(What is being asked) Locate every line in the records below that holds the word "historia" and return each one.
_ _ _
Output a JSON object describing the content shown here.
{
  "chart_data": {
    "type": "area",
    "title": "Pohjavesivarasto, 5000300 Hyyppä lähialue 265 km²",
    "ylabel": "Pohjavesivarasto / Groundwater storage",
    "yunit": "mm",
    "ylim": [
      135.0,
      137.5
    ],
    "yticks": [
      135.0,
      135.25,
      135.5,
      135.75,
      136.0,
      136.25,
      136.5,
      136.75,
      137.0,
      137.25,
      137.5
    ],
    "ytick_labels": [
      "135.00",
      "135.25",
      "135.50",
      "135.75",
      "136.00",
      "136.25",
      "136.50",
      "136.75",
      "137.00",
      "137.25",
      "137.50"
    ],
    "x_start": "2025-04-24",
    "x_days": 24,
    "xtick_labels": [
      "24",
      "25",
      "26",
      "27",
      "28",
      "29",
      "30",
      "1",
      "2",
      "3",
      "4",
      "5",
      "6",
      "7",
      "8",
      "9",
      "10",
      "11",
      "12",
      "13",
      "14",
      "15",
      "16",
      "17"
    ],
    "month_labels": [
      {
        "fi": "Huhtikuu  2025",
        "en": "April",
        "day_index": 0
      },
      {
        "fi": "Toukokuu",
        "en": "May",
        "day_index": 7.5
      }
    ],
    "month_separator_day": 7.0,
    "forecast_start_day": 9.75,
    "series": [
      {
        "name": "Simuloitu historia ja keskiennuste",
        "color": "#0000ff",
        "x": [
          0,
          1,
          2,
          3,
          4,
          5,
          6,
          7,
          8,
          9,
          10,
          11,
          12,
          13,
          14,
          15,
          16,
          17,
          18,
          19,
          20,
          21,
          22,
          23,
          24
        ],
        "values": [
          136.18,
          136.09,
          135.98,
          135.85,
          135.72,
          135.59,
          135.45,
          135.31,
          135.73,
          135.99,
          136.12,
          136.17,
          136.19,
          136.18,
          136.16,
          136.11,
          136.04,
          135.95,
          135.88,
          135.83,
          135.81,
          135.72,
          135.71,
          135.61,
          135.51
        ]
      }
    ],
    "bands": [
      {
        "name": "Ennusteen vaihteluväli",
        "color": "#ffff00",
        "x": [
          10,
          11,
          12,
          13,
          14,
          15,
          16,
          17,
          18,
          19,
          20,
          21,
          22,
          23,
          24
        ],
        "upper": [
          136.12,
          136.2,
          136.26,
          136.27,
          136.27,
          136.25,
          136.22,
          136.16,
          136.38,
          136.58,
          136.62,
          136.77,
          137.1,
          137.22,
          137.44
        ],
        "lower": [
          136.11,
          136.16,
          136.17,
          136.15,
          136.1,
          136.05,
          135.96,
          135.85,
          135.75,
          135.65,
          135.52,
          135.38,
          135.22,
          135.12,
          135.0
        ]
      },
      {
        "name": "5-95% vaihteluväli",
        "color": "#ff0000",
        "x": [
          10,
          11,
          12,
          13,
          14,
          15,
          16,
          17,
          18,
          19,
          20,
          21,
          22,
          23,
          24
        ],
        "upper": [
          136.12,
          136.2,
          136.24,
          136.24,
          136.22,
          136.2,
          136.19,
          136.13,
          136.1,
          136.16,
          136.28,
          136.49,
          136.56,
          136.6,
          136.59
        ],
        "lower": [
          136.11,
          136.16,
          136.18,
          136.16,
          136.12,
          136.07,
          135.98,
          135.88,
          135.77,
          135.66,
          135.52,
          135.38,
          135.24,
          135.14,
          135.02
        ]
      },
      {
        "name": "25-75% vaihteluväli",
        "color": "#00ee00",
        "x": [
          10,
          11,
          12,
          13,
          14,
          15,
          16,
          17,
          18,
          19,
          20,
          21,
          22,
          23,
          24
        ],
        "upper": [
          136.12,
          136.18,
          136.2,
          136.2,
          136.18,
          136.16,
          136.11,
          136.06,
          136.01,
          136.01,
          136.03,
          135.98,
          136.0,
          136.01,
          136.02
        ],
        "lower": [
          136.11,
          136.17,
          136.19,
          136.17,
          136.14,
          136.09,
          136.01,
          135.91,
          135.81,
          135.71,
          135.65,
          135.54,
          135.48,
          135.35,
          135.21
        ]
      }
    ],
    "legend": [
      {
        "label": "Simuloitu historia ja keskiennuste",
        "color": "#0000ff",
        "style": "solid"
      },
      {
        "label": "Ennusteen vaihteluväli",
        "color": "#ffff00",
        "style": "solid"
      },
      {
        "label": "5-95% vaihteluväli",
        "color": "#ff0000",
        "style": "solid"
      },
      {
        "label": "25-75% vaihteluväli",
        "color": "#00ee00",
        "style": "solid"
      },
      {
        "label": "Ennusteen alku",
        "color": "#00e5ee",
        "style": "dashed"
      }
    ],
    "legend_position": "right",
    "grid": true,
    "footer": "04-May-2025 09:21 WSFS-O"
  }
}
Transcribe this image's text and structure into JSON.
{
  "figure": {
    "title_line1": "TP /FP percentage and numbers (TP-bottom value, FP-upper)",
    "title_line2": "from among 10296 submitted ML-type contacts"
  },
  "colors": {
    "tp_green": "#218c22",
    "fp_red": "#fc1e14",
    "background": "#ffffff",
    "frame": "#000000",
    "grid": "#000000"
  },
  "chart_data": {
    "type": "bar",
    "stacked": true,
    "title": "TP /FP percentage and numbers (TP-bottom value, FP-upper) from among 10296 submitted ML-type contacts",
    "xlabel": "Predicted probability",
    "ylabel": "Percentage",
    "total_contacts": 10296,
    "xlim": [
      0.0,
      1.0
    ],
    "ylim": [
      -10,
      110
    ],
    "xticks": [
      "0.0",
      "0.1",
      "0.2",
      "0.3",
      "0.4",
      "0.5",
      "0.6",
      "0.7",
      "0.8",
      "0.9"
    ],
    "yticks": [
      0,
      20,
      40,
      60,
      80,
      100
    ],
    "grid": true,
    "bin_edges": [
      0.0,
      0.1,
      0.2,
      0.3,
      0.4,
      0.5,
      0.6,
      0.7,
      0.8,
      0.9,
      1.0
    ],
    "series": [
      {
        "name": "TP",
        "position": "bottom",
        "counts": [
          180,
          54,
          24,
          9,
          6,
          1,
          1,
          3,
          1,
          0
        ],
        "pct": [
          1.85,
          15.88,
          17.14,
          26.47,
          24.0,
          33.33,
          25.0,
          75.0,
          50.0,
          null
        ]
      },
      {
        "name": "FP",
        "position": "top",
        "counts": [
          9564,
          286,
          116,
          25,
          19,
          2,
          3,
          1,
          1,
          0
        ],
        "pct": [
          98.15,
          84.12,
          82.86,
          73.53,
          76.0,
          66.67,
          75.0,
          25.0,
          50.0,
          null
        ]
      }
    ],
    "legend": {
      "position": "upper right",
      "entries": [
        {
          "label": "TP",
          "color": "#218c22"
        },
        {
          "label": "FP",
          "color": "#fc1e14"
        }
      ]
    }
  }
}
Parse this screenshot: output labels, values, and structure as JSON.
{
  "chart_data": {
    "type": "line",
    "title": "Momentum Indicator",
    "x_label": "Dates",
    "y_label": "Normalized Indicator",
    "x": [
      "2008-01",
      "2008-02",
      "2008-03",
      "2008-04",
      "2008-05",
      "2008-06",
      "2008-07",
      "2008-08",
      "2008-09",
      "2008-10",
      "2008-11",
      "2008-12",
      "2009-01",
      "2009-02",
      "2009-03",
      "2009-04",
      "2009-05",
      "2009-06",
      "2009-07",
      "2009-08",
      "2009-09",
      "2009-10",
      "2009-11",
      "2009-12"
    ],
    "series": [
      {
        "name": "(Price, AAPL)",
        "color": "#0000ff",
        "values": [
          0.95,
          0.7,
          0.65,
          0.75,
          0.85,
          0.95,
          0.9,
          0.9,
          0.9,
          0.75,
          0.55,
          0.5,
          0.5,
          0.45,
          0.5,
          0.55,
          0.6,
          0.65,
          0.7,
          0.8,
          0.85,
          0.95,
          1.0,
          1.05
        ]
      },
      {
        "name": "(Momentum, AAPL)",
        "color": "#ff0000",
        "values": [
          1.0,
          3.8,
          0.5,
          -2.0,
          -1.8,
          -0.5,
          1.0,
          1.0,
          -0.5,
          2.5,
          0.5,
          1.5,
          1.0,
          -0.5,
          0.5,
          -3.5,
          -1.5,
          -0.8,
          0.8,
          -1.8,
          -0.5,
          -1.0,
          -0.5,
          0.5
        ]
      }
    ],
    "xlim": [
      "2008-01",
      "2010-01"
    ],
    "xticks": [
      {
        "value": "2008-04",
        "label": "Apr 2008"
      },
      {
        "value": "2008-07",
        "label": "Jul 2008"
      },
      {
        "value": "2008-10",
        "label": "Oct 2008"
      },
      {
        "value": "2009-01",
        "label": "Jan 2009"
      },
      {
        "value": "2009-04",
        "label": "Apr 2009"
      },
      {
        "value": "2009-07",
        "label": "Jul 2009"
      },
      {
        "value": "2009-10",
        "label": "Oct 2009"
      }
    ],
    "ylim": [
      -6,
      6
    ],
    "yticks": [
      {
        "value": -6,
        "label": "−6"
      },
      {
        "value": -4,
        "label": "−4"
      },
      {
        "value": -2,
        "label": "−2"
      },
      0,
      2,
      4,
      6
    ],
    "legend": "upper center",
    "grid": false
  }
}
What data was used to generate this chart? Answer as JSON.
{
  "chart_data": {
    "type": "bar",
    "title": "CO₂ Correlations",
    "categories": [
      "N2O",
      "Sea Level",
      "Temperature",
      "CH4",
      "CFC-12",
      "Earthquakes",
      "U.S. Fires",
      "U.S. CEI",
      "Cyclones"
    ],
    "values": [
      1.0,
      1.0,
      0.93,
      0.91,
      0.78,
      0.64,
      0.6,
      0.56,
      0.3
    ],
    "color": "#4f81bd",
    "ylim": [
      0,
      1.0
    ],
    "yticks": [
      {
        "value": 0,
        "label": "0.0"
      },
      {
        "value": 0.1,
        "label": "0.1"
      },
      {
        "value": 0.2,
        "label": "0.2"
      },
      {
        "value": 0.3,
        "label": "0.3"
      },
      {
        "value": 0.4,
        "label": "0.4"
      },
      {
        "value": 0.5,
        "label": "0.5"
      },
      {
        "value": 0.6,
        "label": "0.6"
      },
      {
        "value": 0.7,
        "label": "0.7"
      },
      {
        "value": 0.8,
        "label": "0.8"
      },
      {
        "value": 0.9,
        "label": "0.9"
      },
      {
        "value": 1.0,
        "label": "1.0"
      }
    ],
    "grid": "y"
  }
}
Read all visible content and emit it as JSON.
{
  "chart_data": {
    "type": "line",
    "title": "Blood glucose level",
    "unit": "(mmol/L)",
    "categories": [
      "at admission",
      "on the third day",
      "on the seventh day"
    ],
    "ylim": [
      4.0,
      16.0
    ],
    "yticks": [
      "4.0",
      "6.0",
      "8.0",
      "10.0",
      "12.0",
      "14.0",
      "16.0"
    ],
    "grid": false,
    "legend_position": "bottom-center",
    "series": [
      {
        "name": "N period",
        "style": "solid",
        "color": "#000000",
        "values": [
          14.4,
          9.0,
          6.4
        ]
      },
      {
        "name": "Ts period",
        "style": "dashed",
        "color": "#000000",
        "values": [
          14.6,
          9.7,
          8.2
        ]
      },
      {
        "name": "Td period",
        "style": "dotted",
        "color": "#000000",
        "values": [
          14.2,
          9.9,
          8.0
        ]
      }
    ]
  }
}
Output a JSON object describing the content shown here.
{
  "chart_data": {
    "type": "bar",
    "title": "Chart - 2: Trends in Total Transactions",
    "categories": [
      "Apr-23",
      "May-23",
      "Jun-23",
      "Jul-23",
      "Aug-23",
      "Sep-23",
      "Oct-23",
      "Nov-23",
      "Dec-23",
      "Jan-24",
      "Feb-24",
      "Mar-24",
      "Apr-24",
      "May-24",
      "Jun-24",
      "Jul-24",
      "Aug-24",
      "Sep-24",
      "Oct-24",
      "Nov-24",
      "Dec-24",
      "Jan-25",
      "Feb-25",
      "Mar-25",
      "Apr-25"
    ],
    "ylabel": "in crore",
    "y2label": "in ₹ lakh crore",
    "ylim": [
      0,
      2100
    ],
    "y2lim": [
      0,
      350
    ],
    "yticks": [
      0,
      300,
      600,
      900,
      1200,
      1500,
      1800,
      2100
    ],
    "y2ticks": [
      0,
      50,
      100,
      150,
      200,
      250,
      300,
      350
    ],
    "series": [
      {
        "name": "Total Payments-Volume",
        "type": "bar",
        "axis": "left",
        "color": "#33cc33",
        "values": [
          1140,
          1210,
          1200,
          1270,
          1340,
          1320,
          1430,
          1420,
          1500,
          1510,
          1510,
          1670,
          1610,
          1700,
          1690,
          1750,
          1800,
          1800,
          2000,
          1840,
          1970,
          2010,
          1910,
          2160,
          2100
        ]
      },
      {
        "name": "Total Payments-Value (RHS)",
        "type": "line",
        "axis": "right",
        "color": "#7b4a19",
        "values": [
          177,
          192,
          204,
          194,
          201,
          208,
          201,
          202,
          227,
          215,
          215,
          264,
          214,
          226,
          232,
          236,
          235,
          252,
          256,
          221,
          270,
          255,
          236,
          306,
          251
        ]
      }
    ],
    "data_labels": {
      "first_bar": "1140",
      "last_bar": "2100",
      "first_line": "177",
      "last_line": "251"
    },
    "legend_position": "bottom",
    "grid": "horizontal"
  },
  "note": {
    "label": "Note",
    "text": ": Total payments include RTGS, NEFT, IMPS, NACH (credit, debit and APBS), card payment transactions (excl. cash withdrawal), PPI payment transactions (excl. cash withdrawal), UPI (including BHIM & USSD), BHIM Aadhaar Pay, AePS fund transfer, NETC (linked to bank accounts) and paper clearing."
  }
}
_ _ _
(Task answer)
        "name": "Simuloitu historia ja keskiennuste",
        "label": "Simuloitu historia ja keskiennuste",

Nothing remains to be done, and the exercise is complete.